╭─ DATA IN THIS EXERCISE

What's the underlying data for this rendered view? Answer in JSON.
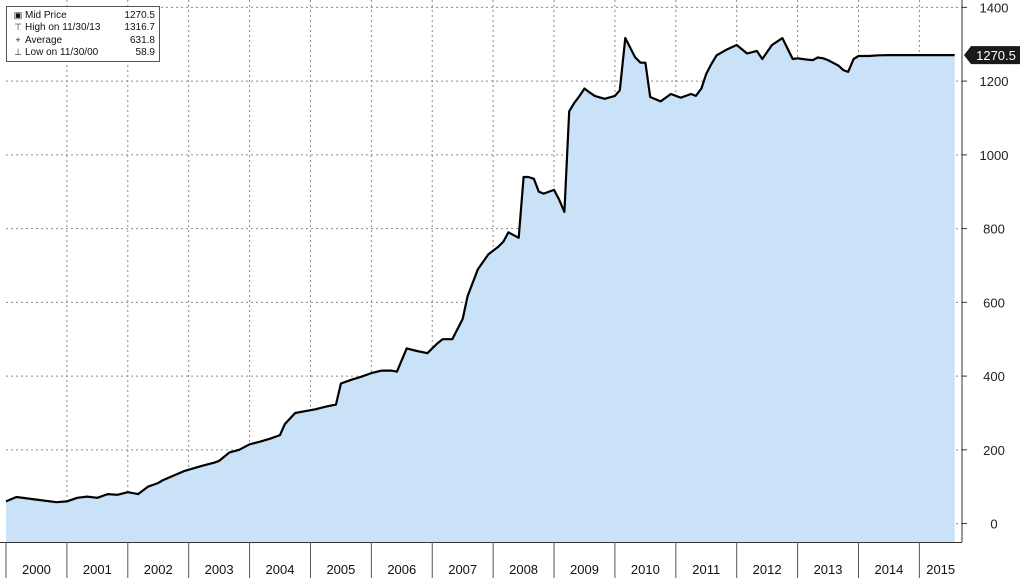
{
  "legend": {
    "rows": [
      {
        "icon": "square-icon",
        "label": "Mid Price",
        "value": "1270.5"
      },
      {
        "icon": "high-marker-icon",
        "label": "High on 11/30/13",
        "value": "1316.7"
      },
      {
        "icon": "average-marker-icon",
        "label": "Average",
        "value": "631.8"
      },
      {
        "icon": "low-marker-icon",
        "label": "Low on 11/30/00",
        "value": "58.9"
      }
    ]
  },
  "last_price_tag": "1270.5",
  "colors": {
    "area_fill": "#c9e2f8",
    "line": "#000000",
    "grid": "#8a8a8a",
    "price_tag_bg": "#1a1a1a",
    "price_tag_text": "#ffffff"
  },
  "chart_data": {
    "type": "area",
    "title": "",
    "xlabel": "",
    "ylabel": "",
    "ylim": [
      -50,
      1420
    ],
    "yticks": [
      0,
      200,
      400,
      600,
      800,
      1000,
      1200,
      1400
    ],
    "xticks": [
      "2000",
      "2001",
      "2002",
      "2003",
      "2004",
      "2005",
      "2006",
      "2007",
      "2008",
      "2009",
      "2010",
      "2011",
      "2012",
      "2013",
      "2014",
      "2015"
    ],
    "xlim": [
      2000.0,
      2015.7
    ],
    "grid": true,
    "legend_position": "top-left",
    "series": [
      {
        "name": "Mid Price",
        "x": [
          2000.0,
          2000.17,
          2000.5,
          2000.83,
          2001.0,
          2001.17,
          2001.33,
          2001.5,
          2001.67,
          2001.83,
          2002.0,
          2002.17,
          2002.33,
          2002.5,
          2002.58,
          2002.75,
          2002.92,
          2003.08,
          2003.25,
          2003.42,
          2003.5,
          2003.67,
          2003.83,
          2004.0,
          2004.17,
          2004.33,
          2004.5,
          2004.58,
          2004.75,
          2004.92,
          2005.08,
          2005.25,
          2005.42,
          2005.5,
          2005.67,
          2005.83,
          2006.0,
          2006.17,
          2006.33,
          2006.42,
          2006.58,
          2006.75,
          2006.92,
          2007.08,
          2007.17,
          2007.33,
          2007.5,
          2007.58,
          2007.75,
          2007.92,
          2008.08,
          2008.17,
          2008.25,
          2008.42,
          2008.5,
          2008.58,
          2008.67,
          2008.75,
          2008.83,
          2009.0,
          2009.08,
          2009.17,
          2009.25,
          2009.33,
          2009.42,
          2009.5,
          2009.58,
          2009.67,
          2009.83,
          2010.0,
          2010.08,
          2010.17,
          2010.33,
          2010.42,
          2010.5,
          2010.58,
          2010.75,
          2010.92,
          2011.08,
          2011.25,
          2011.33,
          2011.42,
          2011.5,
          2011.58,
          2011.67,
          2011.83,
          2012.0,
          2012.17,
          2012.33,
          2012.42,
          2012.58,
          2012.75,
          2012.92,
          2013.0,
          2013.08,
          2013.17,
          2013.25,
          2013.33,
          2013.42,
          2013.5,
          2013.58,
          2013.67,
          2013.75,
          2013.83,
          2013.92,
          2014.0,
          2014.17,
          2014.33,
          2014.5,
          2014.67,
          2014.83,
          2015.0,
          2015.17,
          2015.33,
          2015.5,
          2015.58
        ],
        "values": [
          60,
          72,
          65,
          58,
          60,
          70,
          73,
          70,
          80,
          78,
          85,
          80,
          100,
          110,
          118,
          130,
          142,
          150,
          158,
          165,
          170,
          193,
          200,
          215,
          222,
          230,
          240,
          270,
          300,
          305,
          310,
          317,
          323,
          380,
          390,
          398,
          408,
          415,
          415,
          412,
          475,
          468,
          462,
          488,
          500,
          500,
          555,
          617,
          690,
          730,
          750,
          765,
          790,
          775,
          940,
          940,
          935,
          900,
          895,
          905,
          880,
          845,
          1118,
          1140,
          1160,
          1180,
          1170,
          1160,
          1152,
          1160,
          1175,
          1317,
          1265,
          1250,
          1250,
          1157,
          1145,
          1165,
          1155,
          1165,
          1160,
          1180,
          1220,
          1245,
          1270,
          1285,
          1298,
          1275,
          1282,
          1260,
          1298,
          1316.7,
          1260,
          1262,
          1260,
          1258,
          1257,
          1264,
          1262,
          1257,
          1250,
          1242,
          1230,
          1225,
          1260,
          1268,
          1268,
          1270,
          1270.5,
          1270.5,
          1270.5,
          1270.5,
          1270.5,
          1270.5,
          1270.5,
          1270.5
        ]
      }
    ]
  }
}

╰─

• _SHORT PROBLEM_
Drop the images and repeat the data exactly.

• _THE ANSWER_
What's the underlying data for this rendered view? Answer in JSON.
{
  "legend": {
    "rows": [
      {
        "icon": "square-icon",
        "label": "Mid Price",
        "value": "1270.5"
      },
      {
        "icon": "high-marker-icon",
        "label": "High on 11/30/13",
        "value": "1316.7"
      },
      {
        "icon": "average-marker-icon",
        "label": "Average",
        "value": "631.8"
      },
      {
        "icon": "low-marker-icon",
        "label": "Low on 11/30/00",
        "value": "58.9"
      }
    ]
  },
  "last_price_tag": "1270.5",
  "colors": {
    "area_fill": "#c9e2f8",
    "line": "#000000",
    "grid": "#8a8a8a",
    "price_tag_bg": "#1a1a1a",
    "price_tag_text": "#ffffff"
  },
  "chart_data": {
    "type": "area",
    "title": "",
    "xlabel": "",
    "ylabel": "",
    "ylim": [
      -50,
      1420
    ],
    "yticks": [
      0,
      200,
      400,
      600,
      800,
      1000,
      1200,
      1400
    ],
    "xticks": [
      "2000",
      "2001",
      "2002",
      "2003",
      "2004",
      "2005",
      "2006",
      "2007",
      "2008",
      "2009",
      "2010",
      "2011",
      "2012",
      "2013",
      "2014",
      "2015"
    ],
    "xlim": [
      2000.0,
      2015.7
    ],
    "grid": true,
    "legend_position": "top-left",
    "series": [
      {
        "name": "Mid Price",
        "x": [
          2000.0,
          2000.17,
          2000.5,
          2000.83,
          2001.0,
          2001.17,
          2001.33,
          2001.5,
          2001.67,
          2001.83,
          2002.0,
          2002.17,
          2002.33,
          2002.5,
          2002.58,
          2002.75,
          2002.92,
          2003.08,
          2003.25,
          2003.42,
          2003.5,
          2003.67,
          2003.83,
          2004.0,
          2004.17,
          2004.33,
          2004.5,
          2004.58,
          2004.75,
          2004.92,
          2005.08,
          2005.25,
          2005.42,
          2005.5,
          2005.67,
          2005.83,
          2006.0,
          2006.17,
          2006.33,
          2006.42,
          2006.58,
          2006.75,
          2006.92,
          2007.08,
          2007.17,
          2007.33,
          2007.5,
          2007.58,
          2007.75,
          2007.92,
          2008.08,
          2008.17,
          2008.25,
          2008.42,
          2008.5,
          2008.58,
          2008.67,
          2008.75,
          2008.83,
          2009.0,
          2009.08,
          2009.17,
          2009.25,
          2009.33,
          2009.42,
          2009.5,
          2009.58,
          2009.67,
          2009.83,
          2010.0,
          2010.08,
          2010.17,
          2010.33,
          2010.42,
          2010.5,
          2010.58,
          2010.75,
          2010.92,
          2011.08,
          2011.25,
          2011.33,
          2011.42,
          2011.5,
          2011.58,
          2011.67,
          2011.83,
          2012.0,
          2012.17,
          2012.33,
          2012.42,
          2012.58,
          2012.75,
          2012.92,
          2013.0,
          2013.08,
          2013.17,
          2013.25,
          2013.33,
          2013.42,
          2013.5,
          2013.58,
          2013.67,
          2013.75,
          2013.83,
          2013.92,
          2014.0,
          2014.17,
          2014.33,
          2014.5,
          2014.67,
          2014.83,
          2015.0,
          2015.17,
          2015.33,
          2015.5,
          2015.58
        ],
        "values": [
          60,
          72,
          65,
          58,
          60,
          70,
          73,
          70,
          80,
          78,
          85,
          80,
          100,
          110,
          118,
          130,
          142,
          150,
          158,
          165,
          170,
          193,
          200,
          215,
          222,
          230,
          240,
          270,
          300,
          305,
          310,
          317,
          323,
          380,
          390,
          398,
          408,
          415,
          415,
          412,
          475,
          468,
          462,
          488,
          500,
          500,
          555,
          617,
          690,
          730,
          750,
          765,
          790,
          775,
          940,
          940,
          935,
          900,
          895,
          905,
          880,
          845,
          1118,
          1140,
          1160,
          1180,
          1170,
          1160,
          1152,
          1160,
          1175,
          1317,
          1265,
          1250,
          1250,
          1157,
          1145,
          1165,
          1155,
          1165,
          1160,
          1180,
          1220,
          1245,
          1270,
          1285,
          1298,
          1275,
          1282,
          1260,
          1298,
          1316.7,
          1260,
          1262,
          1260,
          1258,
          1257,
          1264,
          1262,
          1257,
          1250,
          1242,
          1230,
          1225,
          1260,
          1268,
          1268,
          1270,
          1270.5,
          1270.5,
          1270.5,
          1270.5,
          1270.5,
          1270.5,
          1270.5,
          1270.5
        ]
      }
    ]
  }
}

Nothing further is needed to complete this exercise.